Job
Leave out the images and repeat the listing below without a single change.

START Material supplied

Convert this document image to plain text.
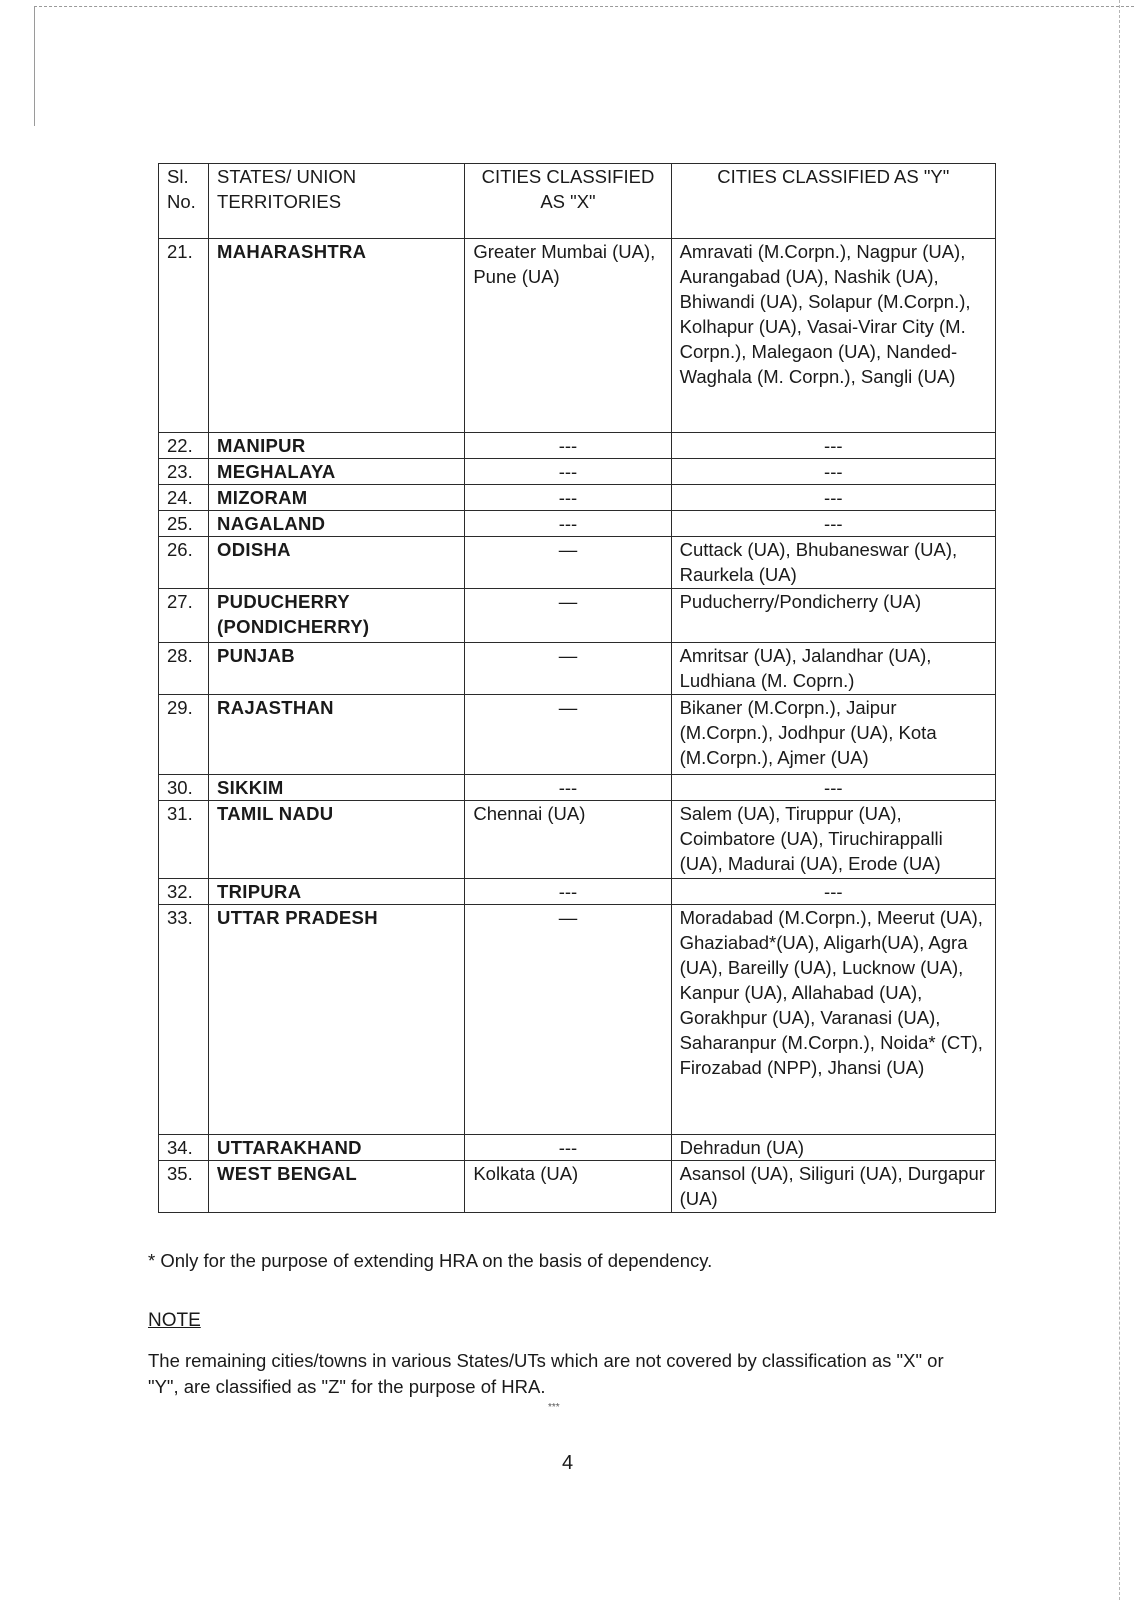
Sl. No.	STATES/ UNION TERRITORIES	CITIES CLASSIFIED AS "X"	CITIES CLASSIFIED AS "Y"
21.	MAHARASHTRA	Greater Mumbai (UA), Pune (UA)	Amravati (M.Corpn.), Nagpur (UA), Aurangabad (UA), Nashik (UA), Bhiwandi (UA), Solapur (M.Corpn.), Kolhapur (UA), Vasai-Virar City (M. Corpn.), Malegaon (UA), Nanded-Waghala (M. Corpn.), Sangli (UA)
22.	MANIPUR	---	---
23.	MEGHALAYA	---	---
24.	MIZORAM	---	---
25.	NAGALAND	---	---
26.	ODISHA	—	Cuttack (UA), Bhubaneswar (UA), Raurkela (UA)
27.	PUDUCHERRY (PONDICHERRY)	—	Puducherry/Pondicherry (UA)
28.	PUNJAB	—	Amritsar (UA), Jalandhar (UA), Ludhiana (M. Coprn.)
29.	RAJASTHAN	—	Bikaner (M.Corpn.), Jaipur (M.Corpn.), Jodhpur (UA), Kota (M.Corpn.), Ajmer (UA)
30.	SIKKIM	---	---
31.	TAMIL NADU	Chennai (UA)	Salem (UA), Tiruppur (UA), Coimbatore (UA), Tiruchirappalli (UA), Madurai (UA), Erode (UA)
32.	TRIPURA	---	---
33.	UTTAR PRADESH	—	Moradabad (M.Corpn.), Meerut (UA), Ghaziabad*(UA), Aligarh(UA), Agra (UA), Bareilly (UA), Lucknow (UA), Kanpur (UA), Allahabad (UA), Gorakhpur (UA), Varanasi (UA), Saharanpur (M.Corpn.), Noida* (CT), Firozabad (NPP), Jhansi (UA)
34.	UTTARAKHAND	---	Dehradun (UA)
35.	WEST BENGAL	Kolkata (UA)	Asansol (UA), Siliguri (UA), Durgapur (UA)
* Only for the purpose of extending HRA on the basis of dependency.
NOTE
The remaining cities/towns in various States/UTs which are not covered by classification as "X" or "Y", are classified as "Z" for the purpose of HRA.
***
4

END Material supplied

Solved exercise
Convert this document image to plain text.
Sl. No.	STATES/ UNION TERRITORIES	CITIES CLASSIFIED AS "X"	CITIES CLASSIFIED AS "Y"
21.	MAHARASHTRA	Greater Mumbai (UA), Pune (UA)	Amravati (M.Corpn.), Nagpur (UA), Aurangabad (UA), Nashik (UA), Bhiwandi (UA), Solapur (M.Corpn.), Kolhapur (UA), Vasai-Virar City (M. Corpn.), Malegaon (UA), Nanded-Waghala (M. Corpn.), Sangli (UA)
22.	MANIPUR	---	---
23.	MEGHALAYA	---	---
24.	MIZORAM	---	---
25.	NAGALAND	---	---
26.	ODISHA	—	Cuttack (UA), Bhubaneswar (UA), Raurkela (UA)
27.	PUDUCHERRY (PONDICHERRY)	—	Puducherry/Pondicherry (UA)
28.	PUNJAB	—	Amritsar (UA), Jalandhar (UA), Ludhiana (M. Coprn.)
29.	RAJASTHAN	—	Bikaner (M.Corpn.), Jaipur (M.Corpn.), Jodhpur (UA), Kota (M.Corpn.), Ajmer (UA)
30.	SIKKIM	---	---
31.	TAMIL NADU	Chennai (UA)	Salem (UA), Tiruppur (UA), Coimbatore (UA), Tiruchirappalli (UA), Madurai (UA), Erode (UA)
32.	TRIPURA	---	---
33.	UTTAR PRADESH	—	Moradabad (M.Corpn.), Meerut (UA), Ghaziabad*(UA), Aligarh(UA), Agra (UA), Bareilly (UA), Lucknow (UA), Kanpur (UA), Allahabad (UA), Gorakhpur (UA), Varanasi (UA), Saharanpur (M.Corpn.), Noida* (CT), Firozabad (NPP), Jhansi (UA)
34.	UTTARAKHAND	---	Dehradun (UA)
35.	WEST BENGAL	Kolkata (UA)	Asansol (UA), Siliguri (UA), Durgapur (UA)
* Only for the purpose of extending HRA on the basis of dependency.
NOTE
The remaining cities/towns in various States/UTs which are not covered by classification as "X" or "Y", are classified as "Z" for the purpose of HRA.
***
4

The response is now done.